Pull every line containing the word "Safely" from the records.

◆ **DATA EXTRACT**
-=-=-=-=-
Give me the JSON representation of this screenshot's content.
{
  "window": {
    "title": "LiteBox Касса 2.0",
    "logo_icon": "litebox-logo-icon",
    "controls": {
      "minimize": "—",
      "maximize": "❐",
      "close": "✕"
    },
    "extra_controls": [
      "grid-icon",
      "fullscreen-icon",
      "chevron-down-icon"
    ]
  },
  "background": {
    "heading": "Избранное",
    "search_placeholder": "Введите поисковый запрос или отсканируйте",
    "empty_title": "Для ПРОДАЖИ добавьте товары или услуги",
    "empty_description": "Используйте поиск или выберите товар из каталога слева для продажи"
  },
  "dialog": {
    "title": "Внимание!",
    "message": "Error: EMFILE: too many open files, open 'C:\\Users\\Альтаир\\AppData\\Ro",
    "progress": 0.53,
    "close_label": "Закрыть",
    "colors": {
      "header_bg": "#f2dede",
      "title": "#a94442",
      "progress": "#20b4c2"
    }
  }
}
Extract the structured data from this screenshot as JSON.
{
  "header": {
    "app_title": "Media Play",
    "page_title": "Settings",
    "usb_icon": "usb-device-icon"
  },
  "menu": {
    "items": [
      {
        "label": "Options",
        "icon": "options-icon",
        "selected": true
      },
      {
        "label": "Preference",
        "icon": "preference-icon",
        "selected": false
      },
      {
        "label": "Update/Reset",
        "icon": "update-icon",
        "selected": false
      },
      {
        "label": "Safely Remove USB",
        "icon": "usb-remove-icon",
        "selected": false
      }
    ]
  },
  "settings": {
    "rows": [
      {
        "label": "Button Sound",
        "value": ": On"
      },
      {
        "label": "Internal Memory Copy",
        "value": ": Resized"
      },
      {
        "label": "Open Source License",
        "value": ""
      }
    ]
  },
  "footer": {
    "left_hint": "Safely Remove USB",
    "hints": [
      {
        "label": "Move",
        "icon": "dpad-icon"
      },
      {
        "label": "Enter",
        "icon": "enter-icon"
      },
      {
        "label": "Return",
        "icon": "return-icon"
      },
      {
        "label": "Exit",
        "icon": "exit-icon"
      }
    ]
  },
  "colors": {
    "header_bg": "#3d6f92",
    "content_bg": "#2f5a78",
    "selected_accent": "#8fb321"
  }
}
-=-=-=-=-
◆ **RESULT**
        "label": "Safely Remove USB",
    "left_hint": "Safely Remove USB",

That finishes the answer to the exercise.